**Work instructions**
Pull every line holding the string "content" from the records below.

Records:
● ● ●
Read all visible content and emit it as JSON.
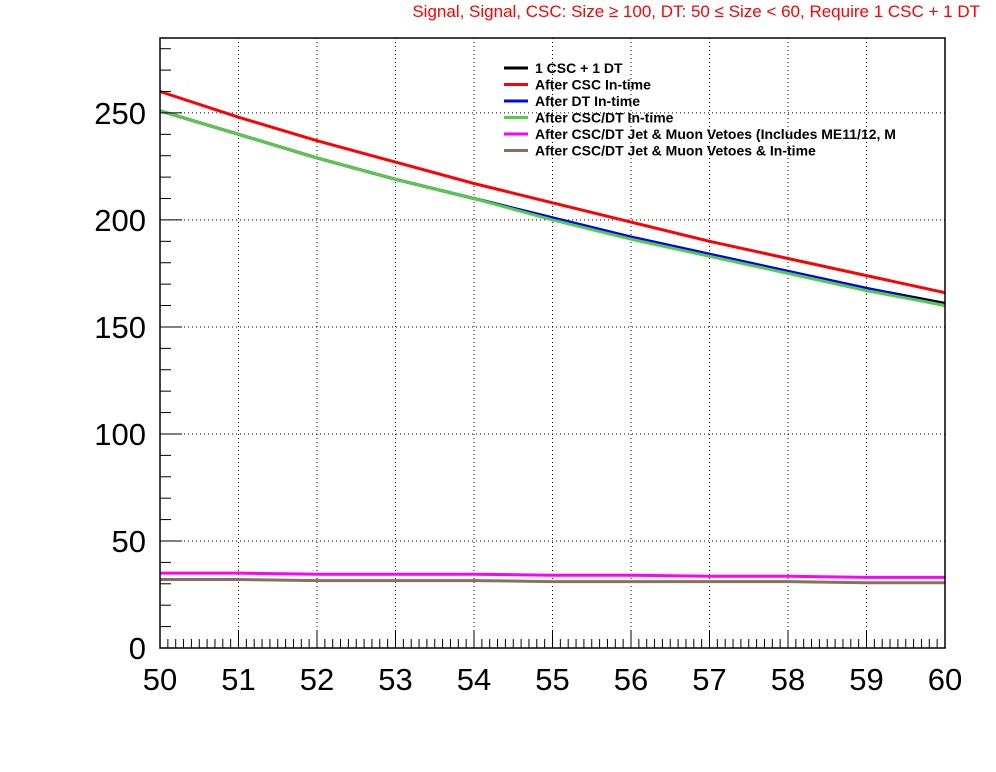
{
  "chart_data": {
    "type": "line",
    "title": "Signal, Signal, CSC: Size   ≥ 100, DT: 50  ≤ Size < 60, Require 1 CSC + 1 DT",
    "xlabel": "",
    "ylabel": "",
    "xlim": [
      50,
      60
    ],
    "ylim": [
      0,
      285
    ],
    "grid": true,
    "legend_position": "top-right",
    "x_ticks": [
      50,
      51,
      52,
      53,
      54,
      55,
      56,
      57,
      58,
      59,
      60
    ],
    "y_ticks": [
      0,
      50,
      100,
      150,
      200,
      250
    ],
    "x": [
      50,
      51,
      52,
      53,
      54,
      55,
      56,
      57,
      58,
      59,
      60
    ],
    "series": [
      {
        "name": "1 CSC + 1 DT",
        "color": "#000000",
        "values": [
          251,
          240,
          229,
          219,
          210,
          201,
          192,
          184,
          176,
          168,
          161
        ]
      },
      {
        "name": "After CSC In-time",
        "color": "#ff0000",
        "values": [
          260,
          248,
          237,
          227,
          217,
          208,
          199,
          190,
          182,
          174,
          166
        ]
      },
      {
        "name": "After DT In-time",
        "color": "#0000ff",
        "values": [
          251,
          240,
          229,
          219,
          210,
          201,
          192,
          184,
          176,
          168,
          160
        ]
      },
      {
        "name": "After CSC/DT In-time",
        "color": "#55cc44",
        "values": [
          251,
          240,
          229,
          219,
          210,
          200,
          191,
          183,
          175,
          167,
          160
        ]
      },
      {
        "name": "After CSC/DT Jet & Muon Vetoes (Includes ME11/12, M",
        "color": "#ff00ff",
        "values": [
          35,
          35,
          34.5,
          34.5,
          34.5,
          34,
          34,
          33.5,
          33.5,
          33,
          33
        ]
      },
      {
        "name": "After CSC/DT Jet & Muon Vetoes & In-time",
        "color": "#8b6f5e",
        "values": [
          32,
          32,
          31.5,
          31.5,
          31.5,
          31,
          31,
          31,
          31,
          30.5,
          30.5
        ]
      }
    ]
  }
}
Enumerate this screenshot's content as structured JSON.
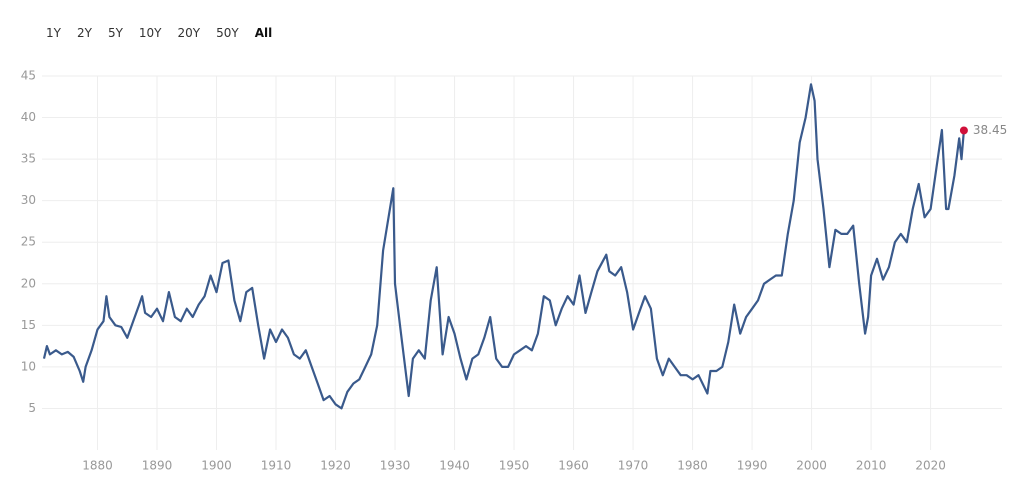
{
  "range_buttons": [
    "1Y",
    "2Y",
    "5Y",
    "10Y",
    "20Y",
    "50Y",
    "All"
  ],
  "selected_button": 6,
  "chart_data": {
    "type": "line",
    "x": [
      1871.0,
      1871.5,
      1872,
      1873,
      1874,
      1875,
      1876,
      1877,
      1877.6,
      1878,
      1879,
      1880,
      1881,
      1881.5,
      1882,
      1883,
      1884,
      1885,
      1886,
      1887,
      1887.5,
      1888,
      1889,
      1890,
      1891,
      1892,
      1893,
      1894,
      1895,
      1896,
      1897,
      1898,
      1899,
      1900,
      1901,
      1902,
      1903,
      1904,
      1905,
      1906,
      1907,
      1908,
      1909,
      1910,
      1911,
      1912,
      1913,
      1914,
      1915,
      1916,
      1917,
      1918,
      1919,
      1920,
      1921,
      1922,
      1923,
      1924,
      1925,
      1926,
      1927,
      1928,
      1929.7,
      1930,
      1931,
      1932.3,
      1933,
      1934,
      1935,
      1936,
      1937,
      1938,
      1939,
      1940,
      1941,
      1942,
      1943,
      1944,
      1945,
      1946,
      1947,
      1948,
      1949,
      1950,
      1951,
      1952,
      1953,
      1954,
      1955,
      1956,
      1957,
      1958,
      1959,
      1960,
      1961,
      1962,
      1963,
      1964,
      1965.5,
      1966,
      1967,
      1968,
      1969,
      1970,
      1971,
      1972,
      1973,
      1974,
      1975,
      1976,
      1977,
      1978,
      1979,
      1980,
      1981,
      1982.5,
      1983,
      1984,
      1985,
      1986,
      1987,
      1988,
      1989,
      1990,
      1991,
      1992,
      1993,
      1994,
      1995,
      1996,
      1997,
      1998,
      1999,
      1999.9,
      2000.5,
      2001,
      2002,
      2003,
      2004,
      2005,
      2006,
      2007,
      2008,
      2009,
      2009.5,
      2010,
      2011,
      2012,
      2013,
      2014,
      2015,
      2016,
      2017,
      2018,
      2019,
      2020,
      2021,
      2021.9,
      2022.6,
      2023,
      2024,
      2024.8,
      2025.2,
      2025.6
    ],
    "series": [
      {
        "color": "#3a5a8c",
        "marker_color": "#d0103a",
        "values": [
          11.0,
          12.5,
          11.5,
          12.0,
          11.5,
          11.8,
          11.2,
          9.5,
          8.2,
          10,
          12,
          14.5,
          15.5,
          18.5,
          16,
          15,
          14.8,
          13.5,
          15.5,
          17.5,
          18.5,
          16.5,
          16,
          17,
          15.5,
          19,
          16,
          15.5,
          17,
          16,
          17.5,
          18.5,
          21,
          19,
          22.5,
          22.8,
          18,
          15.5,
          19,
          19.5,
          15,
          11,
          14.5,
          13,
          14.5,
          13.5,
          11.5,
          11,
          12,
          10,
          8,
          6,
          6.5,
          5.5,
          5,
          7,
          8,
          8.5,
          10,
          11.5,
          15,
          24,
          31.5,
          20,
          14,
          6.5,
          11,
          12,
          11,
          18,
          22,
          11.5,
          16,
          14,
          11,
          8.5,
          11,
          11.5,
          13.5,
          16,
          11,
          10,
          10,
          11.5,
          12,
          12.5,
          12,
          14,
          18.5,
          18,
          15,
          17,
          18.5,
          17.5,
          21,
          16.5,
          19,
          21.5,
          23.5,
          21.5,
          21,
          22,
          19,
          14.5,
          16.5,
          18.5,
          17,
          11,
          9,
          11,
          10,
          9,
          9,
          8.5,
          9,
          6.8,
          9.5,
          9.5,
          10,
          13,
          17.5,
          14,
          16,
          17,
          18,
          20,
          20.5,
          21,
          21,
          26,
          30,
          37,
          40,
          44,
          42,
          35,
          29,
          22,
          26.5,
          26,
          26,
          27,
          20,
          14,
          16,
          21,
          23,
          20.5,
          22,
          25,
          26,
          25,
          29,
          32,
          28,
          29,
          34,
          38.5,
          29,
          29,
          33,
          37.5,
          35,
          38.45
        ]
      }
    ],
    "xlim": [
      1870,
      2032
    ],
    "ylim": [
      0,
      45
    ],
    "xticks": [
      1880,
      1890,
      1900,
      1910,
      1920,
      1930,
      1940,
      1950,
      1960,
      1970,
      1980,
      1990,
      2000,
      2010,
      2020
    ],
    "yticks": [
      5,
      10,
      15,
      20,
      25,
      30,
      35,
      40,
      45
    ],
    "grid": true
  }
}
● ● ●
**Full solution**
Read all visible content and emit it as JSON.
Enumerate this screenshot's content as structured JSON.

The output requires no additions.